Exercise data ▸
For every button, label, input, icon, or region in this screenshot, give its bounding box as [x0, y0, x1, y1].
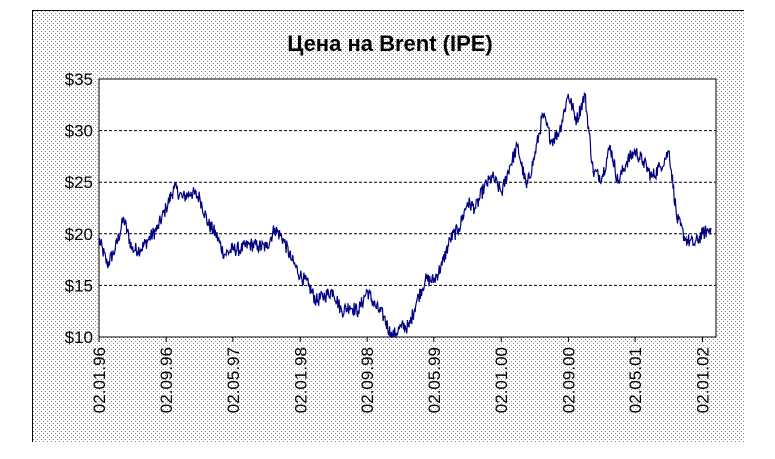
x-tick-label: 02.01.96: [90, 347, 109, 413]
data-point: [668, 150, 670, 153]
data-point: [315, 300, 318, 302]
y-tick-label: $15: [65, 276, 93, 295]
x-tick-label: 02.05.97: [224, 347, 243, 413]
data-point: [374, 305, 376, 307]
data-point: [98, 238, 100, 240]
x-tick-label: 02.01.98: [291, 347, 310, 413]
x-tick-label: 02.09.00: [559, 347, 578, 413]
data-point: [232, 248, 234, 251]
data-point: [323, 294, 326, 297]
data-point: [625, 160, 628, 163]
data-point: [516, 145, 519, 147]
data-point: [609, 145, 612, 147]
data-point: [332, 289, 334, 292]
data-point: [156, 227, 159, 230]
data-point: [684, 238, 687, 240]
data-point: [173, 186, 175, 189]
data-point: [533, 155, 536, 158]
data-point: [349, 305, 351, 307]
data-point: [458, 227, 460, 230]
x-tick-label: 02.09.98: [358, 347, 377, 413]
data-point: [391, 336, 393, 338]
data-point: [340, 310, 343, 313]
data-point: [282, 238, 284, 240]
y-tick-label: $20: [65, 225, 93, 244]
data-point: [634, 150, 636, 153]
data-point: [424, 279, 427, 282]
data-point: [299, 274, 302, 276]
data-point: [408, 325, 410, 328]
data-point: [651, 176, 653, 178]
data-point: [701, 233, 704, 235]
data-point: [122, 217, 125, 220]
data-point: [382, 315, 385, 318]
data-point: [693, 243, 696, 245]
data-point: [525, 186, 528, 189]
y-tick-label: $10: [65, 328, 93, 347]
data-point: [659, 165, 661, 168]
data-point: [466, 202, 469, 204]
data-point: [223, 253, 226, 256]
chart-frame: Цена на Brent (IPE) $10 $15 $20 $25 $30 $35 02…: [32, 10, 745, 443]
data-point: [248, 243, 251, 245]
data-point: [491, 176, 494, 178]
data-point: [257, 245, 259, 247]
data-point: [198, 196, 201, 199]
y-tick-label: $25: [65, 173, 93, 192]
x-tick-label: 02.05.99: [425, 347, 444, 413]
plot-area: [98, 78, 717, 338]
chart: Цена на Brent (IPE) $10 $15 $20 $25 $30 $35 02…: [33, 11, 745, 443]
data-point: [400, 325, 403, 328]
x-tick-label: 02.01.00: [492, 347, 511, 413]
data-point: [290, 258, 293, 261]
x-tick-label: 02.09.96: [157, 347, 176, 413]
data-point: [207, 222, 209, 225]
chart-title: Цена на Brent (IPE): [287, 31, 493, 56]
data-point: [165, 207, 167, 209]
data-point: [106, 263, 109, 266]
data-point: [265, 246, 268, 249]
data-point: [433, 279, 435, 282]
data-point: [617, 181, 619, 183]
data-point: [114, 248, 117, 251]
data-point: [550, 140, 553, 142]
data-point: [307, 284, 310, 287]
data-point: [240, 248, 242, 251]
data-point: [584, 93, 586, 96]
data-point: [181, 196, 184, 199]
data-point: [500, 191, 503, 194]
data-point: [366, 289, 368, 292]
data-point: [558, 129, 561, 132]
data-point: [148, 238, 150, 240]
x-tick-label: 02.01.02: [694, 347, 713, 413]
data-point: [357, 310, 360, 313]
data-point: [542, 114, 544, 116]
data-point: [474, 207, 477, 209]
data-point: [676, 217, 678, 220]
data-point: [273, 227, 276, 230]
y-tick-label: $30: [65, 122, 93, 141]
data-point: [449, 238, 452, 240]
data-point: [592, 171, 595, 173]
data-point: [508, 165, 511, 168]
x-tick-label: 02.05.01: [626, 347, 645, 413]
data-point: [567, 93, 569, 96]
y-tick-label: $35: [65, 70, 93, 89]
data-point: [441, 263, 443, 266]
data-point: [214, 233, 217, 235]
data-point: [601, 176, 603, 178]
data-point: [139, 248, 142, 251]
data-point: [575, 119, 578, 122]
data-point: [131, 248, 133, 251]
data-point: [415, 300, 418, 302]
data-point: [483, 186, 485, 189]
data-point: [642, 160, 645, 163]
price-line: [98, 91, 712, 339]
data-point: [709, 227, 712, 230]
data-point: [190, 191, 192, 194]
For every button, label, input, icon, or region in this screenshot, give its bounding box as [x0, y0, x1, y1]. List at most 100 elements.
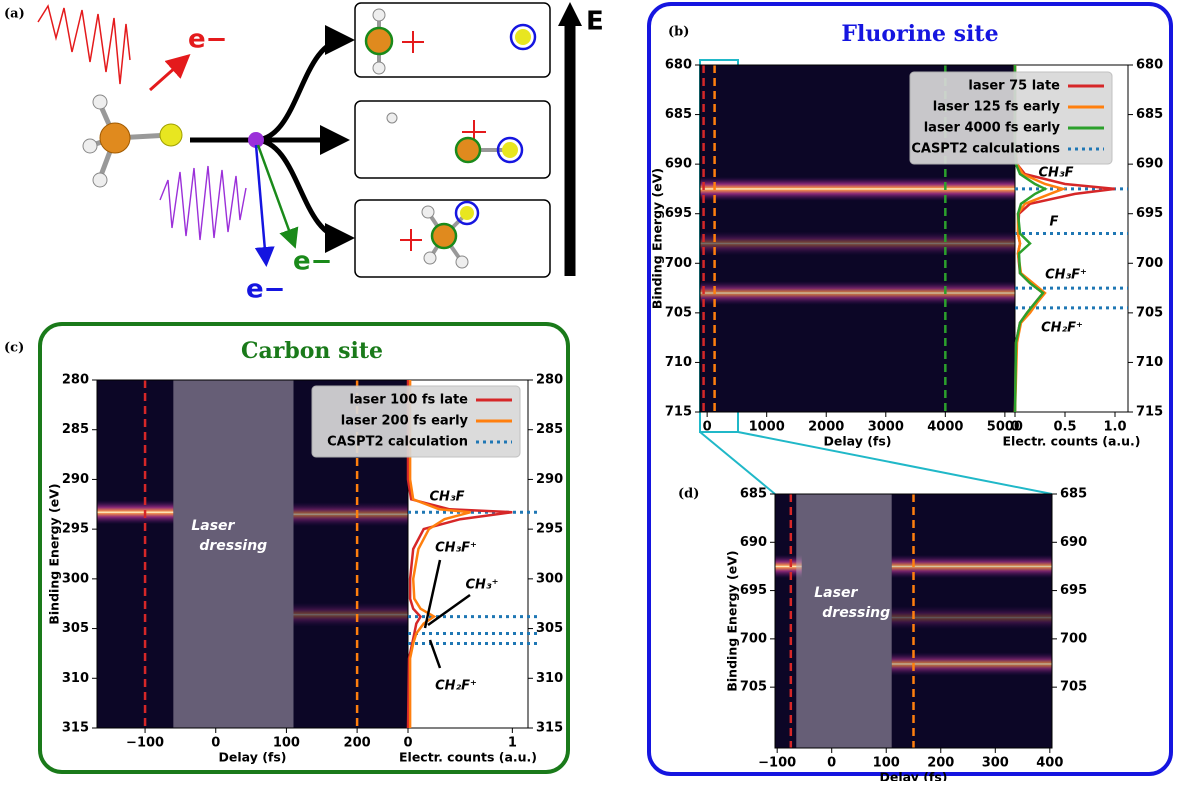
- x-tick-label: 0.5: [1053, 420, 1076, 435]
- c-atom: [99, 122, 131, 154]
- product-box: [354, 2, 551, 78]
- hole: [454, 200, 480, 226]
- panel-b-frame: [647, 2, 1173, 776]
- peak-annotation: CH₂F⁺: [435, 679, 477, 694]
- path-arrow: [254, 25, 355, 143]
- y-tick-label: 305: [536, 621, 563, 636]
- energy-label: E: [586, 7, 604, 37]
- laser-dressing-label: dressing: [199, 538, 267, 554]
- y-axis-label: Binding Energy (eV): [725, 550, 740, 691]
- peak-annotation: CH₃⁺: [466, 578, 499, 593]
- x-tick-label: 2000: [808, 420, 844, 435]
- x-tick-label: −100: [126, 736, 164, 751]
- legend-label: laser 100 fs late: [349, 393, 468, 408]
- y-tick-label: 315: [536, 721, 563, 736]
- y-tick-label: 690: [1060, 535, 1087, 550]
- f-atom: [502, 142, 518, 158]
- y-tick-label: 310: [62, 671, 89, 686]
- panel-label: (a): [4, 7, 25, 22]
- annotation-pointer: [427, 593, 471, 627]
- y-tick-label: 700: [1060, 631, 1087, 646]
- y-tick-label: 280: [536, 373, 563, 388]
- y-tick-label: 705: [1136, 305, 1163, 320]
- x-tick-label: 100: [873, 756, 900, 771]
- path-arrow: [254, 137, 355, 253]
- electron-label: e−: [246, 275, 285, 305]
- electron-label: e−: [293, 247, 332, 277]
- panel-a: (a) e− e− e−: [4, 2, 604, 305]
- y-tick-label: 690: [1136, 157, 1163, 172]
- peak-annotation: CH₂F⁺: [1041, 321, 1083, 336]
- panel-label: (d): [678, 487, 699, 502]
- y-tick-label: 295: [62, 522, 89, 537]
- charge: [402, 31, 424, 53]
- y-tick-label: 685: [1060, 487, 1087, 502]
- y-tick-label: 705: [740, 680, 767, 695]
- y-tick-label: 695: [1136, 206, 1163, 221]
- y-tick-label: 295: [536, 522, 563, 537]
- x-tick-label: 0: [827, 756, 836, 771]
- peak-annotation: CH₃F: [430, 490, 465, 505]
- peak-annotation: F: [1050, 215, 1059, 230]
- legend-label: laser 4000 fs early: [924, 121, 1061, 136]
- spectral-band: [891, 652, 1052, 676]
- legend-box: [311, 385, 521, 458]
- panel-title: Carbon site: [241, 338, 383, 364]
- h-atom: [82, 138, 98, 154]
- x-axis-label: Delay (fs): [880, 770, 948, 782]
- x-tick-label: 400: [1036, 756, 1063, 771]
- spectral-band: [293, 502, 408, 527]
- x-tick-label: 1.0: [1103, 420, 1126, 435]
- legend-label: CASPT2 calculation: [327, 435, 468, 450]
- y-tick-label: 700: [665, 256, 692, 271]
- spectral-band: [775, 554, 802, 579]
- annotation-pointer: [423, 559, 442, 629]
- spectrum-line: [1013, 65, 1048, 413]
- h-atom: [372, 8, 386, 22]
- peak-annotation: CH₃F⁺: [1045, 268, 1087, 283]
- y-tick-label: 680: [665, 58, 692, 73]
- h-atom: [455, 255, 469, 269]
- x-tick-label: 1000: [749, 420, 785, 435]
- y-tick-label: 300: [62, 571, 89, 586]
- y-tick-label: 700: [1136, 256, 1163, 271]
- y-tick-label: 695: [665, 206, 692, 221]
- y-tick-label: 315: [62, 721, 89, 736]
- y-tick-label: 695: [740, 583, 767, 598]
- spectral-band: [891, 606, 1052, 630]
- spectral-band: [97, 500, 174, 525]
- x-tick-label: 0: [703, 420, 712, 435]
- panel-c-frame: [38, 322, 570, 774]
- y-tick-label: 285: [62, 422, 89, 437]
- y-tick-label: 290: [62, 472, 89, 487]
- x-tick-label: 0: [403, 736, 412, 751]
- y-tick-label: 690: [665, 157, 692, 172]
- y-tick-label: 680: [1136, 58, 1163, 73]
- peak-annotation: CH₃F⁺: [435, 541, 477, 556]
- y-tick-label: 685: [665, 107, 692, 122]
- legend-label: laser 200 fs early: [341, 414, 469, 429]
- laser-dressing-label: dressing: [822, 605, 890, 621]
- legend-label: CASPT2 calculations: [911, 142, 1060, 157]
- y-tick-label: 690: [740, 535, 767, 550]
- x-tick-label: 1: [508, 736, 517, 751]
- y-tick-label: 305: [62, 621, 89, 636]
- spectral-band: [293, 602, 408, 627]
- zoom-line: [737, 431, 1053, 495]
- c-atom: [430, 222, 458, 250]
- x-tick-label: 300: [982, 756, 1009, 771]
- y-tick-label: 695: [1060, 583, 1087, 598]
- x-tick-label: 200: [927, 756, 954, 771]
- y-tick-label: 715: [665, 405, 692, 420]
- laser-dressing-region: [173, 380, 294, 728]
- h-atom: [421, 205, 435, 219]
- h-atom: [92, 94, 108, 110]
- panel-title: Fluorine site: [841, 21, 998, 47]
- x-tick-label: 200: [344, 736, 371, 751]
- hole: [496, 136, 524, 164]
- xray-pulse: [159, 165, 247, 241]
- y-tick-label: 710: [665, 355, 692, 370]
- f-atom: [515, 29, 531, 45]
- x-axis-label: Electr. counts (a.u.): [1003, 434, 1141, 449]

Written request ▸ Could you retype the rows starting at the one that contains "x-tick-label: 02.01.96: [90, 347, 109, 413]" and ending at the one that contains "data-point: [349, 305, 351, 307]", with both of those rows included, keeping every character unchanged?

Exercise output ▸
x-tick-label: 02.01.96: [90, 347, 109, 413]
data-point: [668, 150, 670, 153]
data-point: [315, 300, 318, 302]
y-tick-label: $15: [65, 276, 93, 295]
x-tick-label: 02.05.97: [224, 347, 243, 413]
data-point: [374, 305, 376, 307]
data-point: [98, 238, 100, 240]
x-tick-label: 02.01.98: [291, 347, 310, 413]
x-tick-label: 02.09.00: [559, 347, 578, 413]
data-point: [232, 248, 234, 251]
data-point: [323, 294, 326, 297]
data-point: [625, 160, 628, 163]
data-point: [516, 145, 519, 147]
data-point: [609, 145, 612, 147]
data-point: [332, 289, 334, 292]
data-point: [156, 227, 159, 230]
data-point: [684, 238, 687, 240]
data-point: [173, 186, 175, 189]
data-point: [533, 155, 536, 158]
data-point: [349, 305, 351, 307]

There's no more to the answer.